:: MATERIAL ::

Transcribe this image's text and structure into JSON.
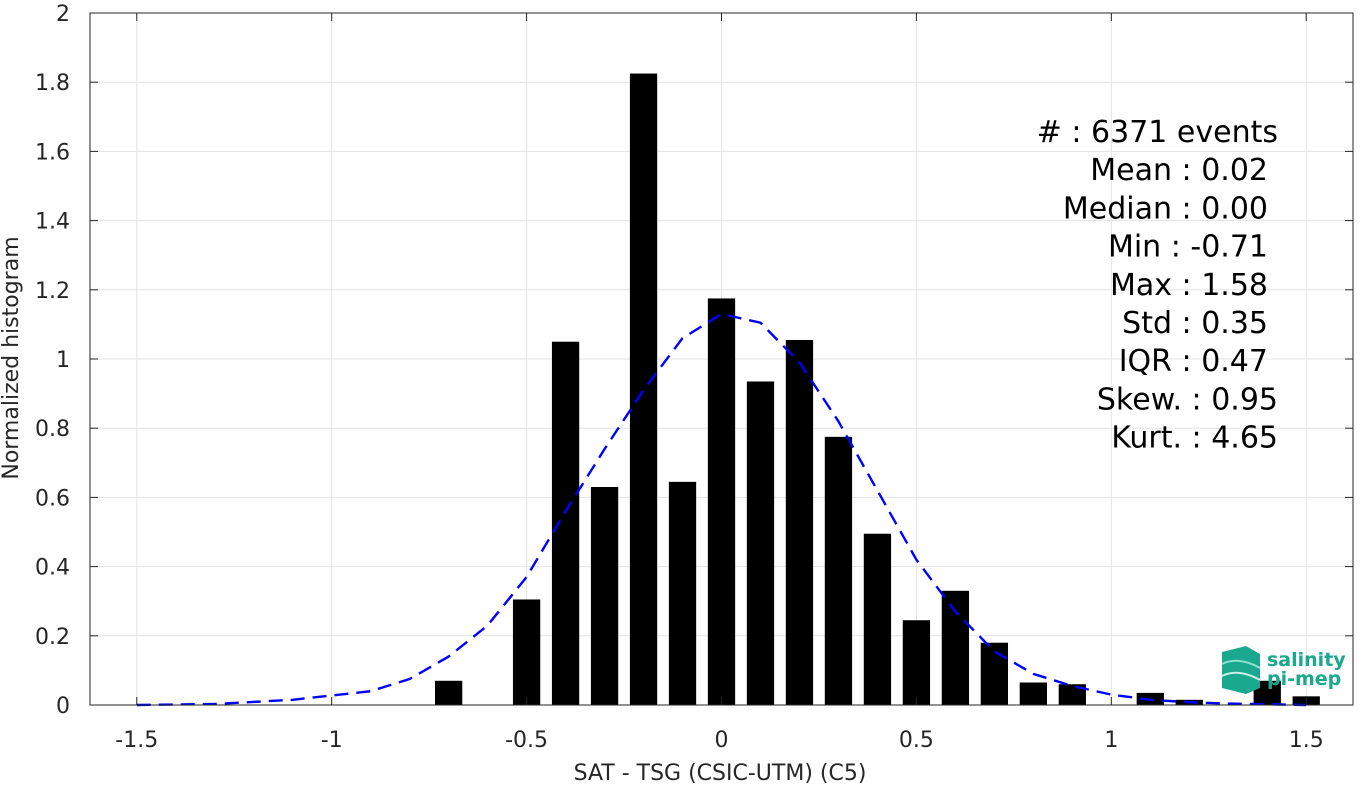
{
  "chart_data": {
    "type": "bar",
    "xlabel": "SAT - TSG (CSIC-UTM) (C5)",
    "ylabel": "Normalized histogram",
    "xlim": [
      -1.62,
      1.62
    ],
    "ylim": [
      0,
      2
    ],
    "xticks": [
      -1.5,
      -1,
      -0.5,
      0,
      0.5,
      1,
      1.5
    ],
    "xtick_labels": [
      "-1.5",
      "-1",
      "-0.5",
      "0",
      "0.5",
      "1",
      "1.5"
    ],
    "yticks": [
      0,
      0.2,
      0.4,
      0.6,
      0.8,
      1,
      1.2,
      1.4,
      1.6,
      1.8,
      2
    ],
    "ytick_labels": [
      "0",
      "0.2",
      "0.4",
      "0.6",
      "0.8",
      "1",
      "1.2",
      "1.4",
      "1.6",
      "1.8",
      "2"
    ],
    "grid": true,
    "bar_width": 0.07,
    "bars": {
      "x": [
        -0.7,
        -0.5,
        -0.4,
        -0.3,
        -0.2,
        -0.1,
        0.0,
        0.1,
        0.2,
        0.3,
        0.4,
        0.5,
        0.6,
        0.7,
        0.8,
        0.9,
        1.1,
        1.2,
        1.4,
        1.5
      ],
      "values": [
        0.07,
        0.305,
        1.05,
        0.63,
        1.825,
        0.645,
        1.175,
        0.935,
        1.055,
        0.775,
        0.495,
        0.245,
        0.33,
        0.18,
        0.065,
        0.06,
        0.035,
        0.015,
        0.07,
        0.025
      ],
      "color": "#000000"
    },
    "fit_curve": {
      "style": "dashed",
      "color": "#0000ff",
      "x": [
        -1.5,
        -1.3,
        -1.1,
        -0.9,
        -0.8,
        -0.7,
        -0.6,
        -0.5,
        -0.4,
        -0.3,
        -0.2,
        -0.1,
        0.0,
        0.1,
        0.2,
        0.3,
        0.4,
        0.5,
        0.6,
        0.7,
        0.8,
        0.9,
        1.0,
        1.1,
        1.2,
        1.3,
        1.4,
        1.5
      ],
      "y": [
        0.0,
        0.003,
        0.015,
        0.04,
        0.075,
        0.14,
        0.23,
        0.37,
        0.56,
        0.74,
        0.91,
        1.06,
        1.13,
        1.105,
        0.99,
        0.82,
        0.62,
        0.42,
        0.27,
        0.155,
        0.09,
        0.055,
        0.03,
        0.015,
        0.008,
        0.004,
        0.002,
        0.0
      ]
    },
    "annotation": [
      "#  : 6371 events",
      "Mean : 0.02",
      "Median : 0.00",
      "Min : -0.71",
      "Max : 1.58",
      "Std : 0.35",
      "IQR : 0.47",
      "Skew. : 0.95",
      "Kurt. : 4.65"
    ]
  },
  "logo": {
    "line1": "salinity",
    "line2": "pi-mep",
    "color": "#1aa88e"
  }
}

:::

## JOB
Give only the number of lines that include the word "color".

## RESPONSE TO THE TASK
3